Directive: Copy the following entries line for line, keeping every character as it appears.

####

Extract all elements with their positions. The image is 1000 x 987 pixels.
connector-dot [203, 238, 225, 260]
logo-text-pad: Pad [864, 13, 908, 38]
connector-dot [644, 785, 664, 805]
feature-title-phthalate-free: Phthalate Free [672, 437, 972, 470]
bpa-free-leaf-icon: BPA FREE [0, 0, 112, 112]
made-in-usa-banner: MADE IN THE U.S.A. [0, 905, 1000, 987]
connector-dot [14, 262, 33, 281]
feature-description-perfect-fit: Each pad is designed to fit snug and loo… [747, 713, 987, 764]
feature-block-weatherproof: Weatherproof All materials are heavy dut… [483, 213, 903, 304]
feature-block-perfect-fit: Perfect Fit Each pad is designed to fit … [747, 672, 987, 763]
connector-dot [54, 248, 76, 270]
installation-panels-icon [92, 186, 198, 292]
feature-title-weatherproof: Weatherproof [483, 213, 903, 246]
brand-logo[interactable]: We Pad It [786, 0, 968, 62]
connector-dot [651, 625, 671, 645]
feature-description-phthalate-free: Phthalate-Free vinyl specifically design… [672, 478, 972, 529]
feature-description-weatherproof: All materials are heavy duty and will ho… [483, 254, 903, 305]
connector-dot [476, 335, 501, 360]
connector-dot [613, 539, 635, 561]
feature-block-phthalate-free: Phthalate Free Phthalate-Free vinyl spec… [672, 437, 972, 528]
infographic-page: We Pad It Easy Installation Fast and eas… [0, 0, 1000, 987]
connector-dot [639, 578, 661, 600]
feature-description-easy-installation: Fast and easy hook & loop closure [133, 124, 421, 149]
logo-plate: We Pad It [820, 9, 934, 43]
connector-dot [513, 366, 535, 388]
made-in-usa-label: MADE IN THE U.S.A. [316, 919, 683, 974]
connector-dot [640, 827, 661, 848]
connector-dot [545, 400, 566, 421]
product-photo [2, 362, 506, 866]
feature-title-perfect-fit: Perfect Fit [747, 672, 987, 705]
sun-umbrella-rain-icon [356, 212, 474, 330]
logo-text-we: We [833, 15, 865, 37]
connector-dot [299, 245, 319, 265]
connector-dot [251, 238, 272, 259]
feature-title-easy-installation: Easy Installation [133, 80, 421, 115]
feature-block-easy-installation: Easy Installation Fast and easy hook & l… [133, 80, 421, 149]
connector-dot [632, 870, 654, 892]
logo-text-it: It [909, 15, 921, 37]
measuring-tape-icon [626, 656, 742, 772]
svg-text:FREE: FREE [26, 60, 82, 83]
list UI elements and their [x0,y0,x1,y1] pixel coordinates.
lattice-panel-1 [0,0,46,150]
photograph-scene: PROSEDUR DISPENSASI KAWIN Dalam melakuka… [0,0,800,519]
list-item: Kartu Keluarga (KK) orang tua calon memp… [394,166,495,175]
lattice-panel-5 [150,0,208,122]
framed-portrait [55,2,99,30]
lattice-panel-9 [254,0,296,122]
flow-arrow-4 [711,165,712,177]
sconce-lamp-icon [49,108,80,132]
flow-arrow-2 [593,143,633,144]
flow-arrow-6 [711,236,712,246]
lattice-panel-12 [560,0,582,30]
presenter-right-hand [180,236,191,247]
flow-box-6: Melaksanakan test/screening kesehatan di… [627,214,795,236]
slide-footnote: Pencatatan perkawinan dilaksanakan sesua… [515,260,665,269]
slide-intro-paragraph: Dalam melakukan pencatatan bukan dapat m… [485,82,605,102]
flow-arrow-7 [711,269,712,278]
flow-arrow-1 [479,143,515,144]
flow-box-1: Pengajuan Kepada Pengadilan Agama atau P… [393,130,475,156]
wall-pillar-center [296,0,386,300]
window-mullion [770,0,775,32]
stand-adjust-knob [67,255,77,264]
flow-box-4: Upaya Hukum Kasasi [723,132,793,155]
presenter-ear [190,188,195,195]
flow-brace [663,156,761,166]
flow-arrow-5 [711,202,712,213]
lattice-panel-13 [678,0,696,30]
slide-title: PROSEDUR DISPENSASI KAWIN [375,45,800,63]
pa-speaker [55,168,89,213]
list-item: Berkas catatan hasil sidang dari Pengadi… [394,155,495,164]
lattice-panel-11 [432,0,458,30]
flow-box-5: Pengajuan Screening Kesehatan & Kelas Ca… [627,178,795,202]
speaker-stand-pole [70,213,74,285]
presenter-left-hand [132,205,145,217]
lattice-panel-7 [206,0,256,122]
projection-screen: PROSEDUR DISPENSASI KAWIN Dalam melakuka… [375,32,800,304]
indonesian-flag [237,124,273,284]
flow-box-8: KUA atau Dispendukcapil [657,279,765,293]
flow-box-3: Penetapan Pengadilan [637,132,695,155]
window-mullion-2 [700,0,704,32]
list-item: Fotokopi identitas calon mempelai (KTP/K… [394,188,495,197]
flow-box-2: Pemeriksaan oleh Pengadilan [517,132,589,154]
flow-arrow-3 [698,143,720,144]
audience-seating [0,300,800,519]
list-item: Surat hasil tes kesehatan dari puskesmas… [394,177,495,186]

####

Result of the exercise:
Extract all elements with their positions. The image is 1000 x 987 pixels.
connector-dot [203, 238, 225, 260]
logo-text-pad: Pad [864, 13, 908, 38]
connector-dot [644, 785, 664, 805]
feature-title-phthalate-free: Phthalate Free [672, 437, 972, 470]
bpa-free-leaf-icon: BPA FREE [0, 0, 112, 112]
made-in-usa-banner: MADE IN THE U.S.A. [0, 905, 1000, 987]
connector-dot [14, 262, 33, 281]
feature-description-perfect-fit: Each pad is designed to fit snug and loo… [747, 713, 987, 764]
feature-block-weatherproof: Weatherproof All materials are heavy dut… [483, 213, 903, 304]
feature-block-perfect-fit: Perfect Fit Each pad is designed to fit … [747, 672, 987, 763]
connector-dot [54, 248, 76, 270]
installation-panels-icon [92, 186, 198, 292]
feature-title-weatherproof: Weatherproof [483, 213, 903, 246]
brand-logo[interactable]: We Pad It [786, 0, 968, 62]
connector-dot [651, 625, 671, 645]
feature-description-phthalate-free: Phthalate-Free vinyl specifically design… [672, 478, 972, 529]
feature-description-weatherproof: All materials are heavy duty and will ho… [483, 254, 903, 305]
connector-dot [476, 335, 501, 360]
connector-dot [613, 539, 635, 561]
feature-block-phthalate-free: Phthalate Free Phthalate-Free vinyl spec… [672, 437, 972, 528]
infographic-page: We Pad It Easy Installation Fast and eas… [0, 0, 1000, 987]
connector-dot [639, 578, 661, 600]
feature-description-easy-installation: Fast and easy hook & loop closure [133, 124, 421, 149]
logo-plate: We Pad It [820, 9, 934, 43]
connector-dot [513, 366, 535, 388]
made-in-usa-label: MADE IN THE U.S.A. [316, 919, 683, 974]
connector-dot [640, 827, 661, 848]
connector-dot [545, 400, 566, 421]
product-photo [2, 362, 506, 866]
feature-title-perfect-fit: Perfect Fit [747, 672, 987, 705]
sun-umbrella-rain-icon [356, 212, 474, 330]
logo-text-we: We [833, 15, 865, 37]
connector-dot [299, 245, 319, 265]
connector-dot [251, 238, 272, 259]
feature-title-easy-installation: Easy Installation [133, 80, 421, 115]
feature-block-easy-installation: Easy Installation Fast and easy hook & l… [133, 80, 421, 149]
connector-dot [632, 870, 654, 892]
logo-text-it: It [909, 15, 921, 37]
measuring-tape-icon [626, 656, 742, 772]
svg-text:FREE: FREE [26, 60, 82, 83]
list UI elements and their [x0,y0,x1,y1] pixel coordinates.
lattice-panel-1 [0,0,46,150]
photograph-scene: PROSEDUR DISPENSASI KAWIN Dalam melakuka… [0,0,800,519]
list-item: Kartu Keluarga (KK) orang tua calon memp… [394,166,495,175]
lattice-panel-5 [150,0,208,122]
framed-portrait [55,2,99,30]
lattice-panel-9 [254,0,296,122]
flow-arrow-4 [711,165,712,177]
sconce-lamp-icon [49,108,80,132]
flow-arrow-2 [593,143,633,144]
flow-arrow-6 [711,236,712,246]
lattice-panel-12 [560,0,582,30]
presenter-right-hand [180,236,191,247]
flow-box-6: Melaksanakan test/screening kesehatan di… [627,214,795,236]
slide-footnote: Pencatatan perkawinan dilaksanakan sesua… [515,260,665,269]
slide-intro-paragraph: Dalam melakukan pencatatan bukan dapat m… [485,82,605,102]
flow-arrow-7 [711,269,712,278]
flow-arrow-1 [479,143,515,144]
flow-box-1: Pengajuan Kepada Pengadilan Agama atau P… [393,130,475,156]
wall-pillar-center [296,0,386,300]
window-mullion [770,0,775,32]
stand-adjust-knob [67,255,77,264]
flow-box-4: Upaya Hukum Kasasi [723,132,793,155]
presenter-ear [190,188,195,195]
flow-brace [663,156,761,166]
flow-arrow-5 [711,202,712,213]
lattice-panel-13 [678,0,696,30]
slide-title: PROSEDUR DISPENSASI KAWIN [375,45,800,63]
pa-speaker [55,168,89,213]
list-item: Berkas catatan hasil sidang dari Pengadi… [394,155,495,164]
lattice-panel-11 [432,0,458,30]
flow-box-5: Pengajuan Screening Kesehatan & Kelas Ca… [627,178,795,202]
speaker-stand-pole [70,213,74,285]
presenter-left-hand [132,205,145,217]
lattice-panel-7 [206,0,256,122]
projection-screen: PROSEDUR DISPENSASI KAWIN Dalam melakuka… [375,32,800,304]
indonesian-flag [237,124,273,284]
flow-box-8: KUA atau Dispendukcapil [657,279,765,293]
flow-box-3: Penetapan Pengadilan [637,132,695,155]
window-mullion-2 [700,0,704,32]
list-item: Fotokopi identitas calon mempelai (KTP/K… [394,188,495,197]
flow-box-2: Pemeriksaan oleh Pengadilan [517,132,589,154]
flow-arrow-3 [698,143,720,144]
audience-seating [0,300,800,519]
list-item: Surat hasil tes kesehatan dari puskesmas… [394,177,495,186]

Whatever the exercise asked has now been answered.